THE TASK >> The answer should be a single number: how many lines of the entries below hold the word "Channel".
### GIVEN DATA
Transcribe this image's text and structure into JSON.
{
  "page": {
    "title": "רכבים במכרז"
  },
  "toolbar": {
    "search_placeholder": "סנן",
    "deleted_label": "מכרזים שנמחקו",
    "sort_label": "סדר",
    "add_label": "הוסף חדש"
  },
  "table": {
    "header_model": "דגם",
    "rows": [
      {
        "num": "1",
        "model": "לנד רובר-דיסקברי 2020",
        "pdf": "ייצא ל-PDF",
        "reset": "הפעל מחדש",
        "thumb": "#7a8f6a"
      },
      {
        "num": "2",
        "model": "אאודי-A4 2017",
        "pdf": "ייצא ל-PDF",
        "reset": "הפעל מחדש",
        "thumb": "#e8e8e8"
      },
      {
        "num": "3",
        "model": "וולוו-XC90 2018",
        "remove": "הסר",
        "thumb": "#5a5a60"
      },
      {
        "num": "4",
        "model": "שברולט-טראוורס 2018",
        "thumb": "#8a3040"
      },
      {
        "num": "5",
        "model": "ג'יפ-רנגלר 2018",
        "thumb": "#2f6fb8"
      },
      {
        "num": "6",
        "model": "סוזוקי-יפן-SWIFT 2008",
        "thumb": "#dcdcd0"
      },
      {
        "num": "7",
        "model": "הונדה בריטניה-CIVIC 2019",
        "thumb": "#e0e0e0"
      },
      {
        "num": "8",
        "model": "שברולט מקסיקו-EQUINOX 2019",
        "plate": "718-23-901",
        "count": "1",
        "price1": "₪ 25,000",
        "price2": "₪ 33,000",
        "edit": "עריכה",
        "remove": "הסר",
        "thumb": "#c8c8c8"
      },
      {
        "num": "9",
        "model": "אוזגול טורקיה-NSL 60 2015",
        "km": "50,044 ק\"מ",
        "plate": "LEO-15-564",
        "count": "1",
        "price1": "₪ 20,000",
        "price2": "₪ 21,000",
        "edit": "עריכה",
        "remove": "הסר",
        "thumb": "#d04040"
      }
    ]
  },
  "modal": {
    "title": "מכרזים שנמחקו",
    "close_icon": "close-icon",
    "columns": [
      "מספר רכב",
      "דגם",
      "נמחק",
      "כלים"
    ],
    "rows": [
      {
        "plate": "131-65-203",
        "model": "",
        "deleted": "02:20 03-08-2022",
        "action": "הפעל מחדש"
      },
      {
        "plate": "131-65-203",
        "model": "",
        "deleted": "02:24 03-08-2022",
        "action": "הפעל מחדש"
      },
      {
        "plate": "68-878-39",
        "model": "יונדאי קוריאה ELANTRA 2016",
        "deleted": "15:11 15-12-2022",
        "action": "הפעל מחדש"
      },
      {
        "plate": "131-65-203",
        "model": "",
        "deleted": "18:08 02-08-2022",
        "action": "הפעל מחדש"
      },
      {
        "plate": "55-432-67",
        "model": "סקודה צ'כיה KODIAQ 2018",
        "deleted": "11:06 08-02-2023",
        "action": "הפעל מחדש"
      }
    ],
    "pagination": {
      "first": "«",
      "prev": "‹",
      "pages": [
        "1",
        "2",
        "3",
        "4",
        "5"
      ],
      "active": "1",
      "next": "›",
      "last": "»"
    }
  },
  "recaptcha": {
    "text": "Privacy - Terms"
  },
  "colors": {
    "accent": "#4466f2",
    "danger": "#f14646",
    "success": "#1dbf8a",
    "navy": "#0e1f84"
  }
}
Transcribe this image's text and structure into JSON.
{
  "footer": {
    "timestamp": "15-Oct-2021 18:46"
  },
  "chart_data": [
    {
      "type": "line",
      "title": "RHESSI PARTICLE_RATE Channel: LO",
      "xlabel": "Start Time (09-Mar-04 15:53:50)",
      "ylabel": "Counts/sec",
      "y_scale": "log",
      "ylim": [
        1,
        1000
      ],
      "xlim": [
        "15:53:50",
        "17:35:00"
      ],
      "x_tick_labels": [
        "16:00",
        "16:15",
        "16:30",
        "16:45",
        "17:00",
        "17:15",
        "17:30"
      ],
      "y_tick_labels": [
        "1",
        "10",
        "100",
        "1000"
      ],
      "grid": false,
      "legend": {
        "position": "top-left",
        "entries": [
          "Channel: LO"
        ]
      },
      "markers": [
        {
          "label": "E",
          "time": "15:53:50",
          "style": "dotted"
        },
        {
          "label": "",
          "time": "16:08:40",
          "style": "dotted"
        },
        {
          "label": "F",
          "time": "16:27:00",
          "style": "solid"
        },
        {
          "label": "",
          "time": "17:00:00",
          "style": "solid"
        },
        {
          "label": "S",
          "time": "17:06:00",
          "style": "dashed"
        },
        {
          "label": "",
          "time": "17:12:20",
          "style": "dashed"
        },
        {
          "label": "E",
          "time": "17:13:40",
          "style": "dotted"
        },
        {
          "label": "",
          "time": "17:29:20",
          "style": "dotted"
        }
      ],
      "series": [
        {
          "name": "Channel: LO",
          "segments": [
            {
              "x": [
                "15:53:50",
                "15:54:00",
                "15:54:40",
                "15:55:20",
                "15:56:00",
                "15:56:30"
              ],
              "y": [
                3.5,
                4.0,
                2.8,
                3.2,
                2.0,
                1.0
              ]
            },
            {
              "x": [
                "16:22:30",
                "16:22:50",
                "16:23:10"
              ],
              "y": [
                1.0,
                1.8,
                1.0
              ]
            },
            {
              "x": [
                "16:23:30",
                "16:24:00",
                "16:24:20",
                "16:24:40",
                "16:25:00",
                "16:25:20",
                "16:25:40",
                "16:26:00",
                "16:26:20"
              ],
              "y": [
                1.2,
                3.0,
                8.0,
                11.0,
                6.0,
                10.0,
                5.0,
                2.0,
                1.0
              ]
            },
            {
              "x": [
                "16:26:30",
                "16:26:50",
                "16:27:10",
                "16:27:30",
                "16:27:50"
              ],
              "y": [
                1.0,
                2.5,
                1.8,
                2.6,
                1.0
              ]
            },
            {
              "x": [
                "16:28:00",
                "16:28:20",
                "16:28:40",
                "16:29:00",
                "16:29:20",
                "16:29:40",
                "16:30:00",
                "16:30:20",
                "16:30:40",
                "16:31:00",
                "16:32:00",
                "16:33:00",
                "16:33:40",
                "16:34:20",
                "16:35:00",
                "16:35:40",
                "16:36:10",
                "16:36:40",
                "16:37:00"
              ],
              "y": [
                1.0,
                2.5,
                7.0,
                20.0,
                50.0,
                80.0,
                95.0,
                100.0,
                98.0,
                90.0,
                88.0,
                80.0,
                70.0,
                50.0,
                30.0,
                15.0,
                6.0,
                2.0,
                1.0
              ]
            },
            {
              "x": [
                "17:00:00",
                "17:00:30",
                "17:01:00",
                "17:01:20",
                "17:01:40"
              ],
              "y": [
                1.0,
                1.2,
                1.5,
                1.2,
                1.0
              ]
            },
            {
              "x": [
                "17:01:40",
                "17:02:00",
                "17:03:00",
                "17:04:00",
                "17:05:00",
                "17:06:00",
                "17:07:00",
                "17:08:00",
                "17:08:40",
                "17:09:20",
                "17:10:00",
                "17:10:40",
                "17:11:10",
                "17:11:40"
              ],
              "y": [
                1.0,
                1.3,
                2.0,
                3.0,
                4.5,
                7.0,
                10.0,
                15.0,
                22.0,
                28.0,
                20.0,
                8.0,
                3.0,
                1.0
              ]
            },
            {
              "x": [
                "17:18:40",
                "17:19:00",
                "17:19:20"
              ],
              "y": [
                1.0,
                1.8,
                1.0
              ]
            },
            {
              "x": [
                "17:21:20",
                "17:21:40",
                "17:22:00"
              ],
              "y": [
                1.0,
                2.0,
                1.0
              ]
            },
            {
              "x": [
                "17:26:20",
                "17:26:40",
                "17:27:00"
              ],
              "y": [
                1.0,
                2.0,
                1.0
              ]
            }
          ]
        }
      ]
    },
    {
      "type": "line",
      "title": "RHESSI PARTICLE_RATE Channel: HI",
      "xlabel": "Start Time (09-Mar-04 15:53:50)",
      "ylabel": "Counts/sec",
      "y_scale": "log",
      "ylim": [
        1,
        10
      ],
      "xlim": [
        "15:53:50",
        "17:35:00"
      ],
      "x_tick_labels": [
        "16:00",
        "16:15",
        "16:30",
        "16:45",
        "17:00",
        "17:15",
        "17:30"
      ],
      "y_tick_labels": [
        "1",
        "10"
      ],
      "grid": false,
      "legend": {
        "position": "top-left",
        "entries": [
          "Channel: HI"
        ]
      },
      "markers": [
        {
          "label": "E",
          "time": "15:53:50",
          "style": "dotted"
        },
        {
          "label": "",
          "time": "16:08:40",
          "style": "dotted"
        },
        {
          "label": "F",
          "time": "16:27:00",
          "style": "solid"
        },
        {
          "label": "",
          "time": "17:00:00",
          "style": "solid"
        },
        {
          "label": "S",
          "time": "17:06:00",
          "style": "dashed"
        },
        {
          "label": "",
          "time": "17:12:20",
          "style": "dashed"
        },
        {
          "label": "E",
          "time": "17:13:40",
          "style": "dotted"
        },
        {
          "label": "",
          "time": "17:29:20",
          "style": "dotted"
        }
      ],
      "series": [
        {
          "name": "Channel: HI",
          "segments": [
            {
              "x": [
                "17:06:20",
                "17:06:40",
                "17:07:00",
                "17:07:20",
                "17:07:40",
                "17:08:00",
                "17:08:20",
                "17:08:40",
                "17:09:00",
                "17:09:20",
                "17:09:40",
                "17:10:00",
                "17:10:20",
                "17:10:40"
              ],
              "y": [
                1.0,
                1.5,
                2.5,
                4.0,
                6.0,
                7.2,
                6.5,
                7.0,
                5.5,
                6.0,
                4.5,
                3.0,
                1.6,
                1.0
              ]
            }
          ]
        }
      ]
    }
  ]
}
######
EXPECTED ANSWER >> 6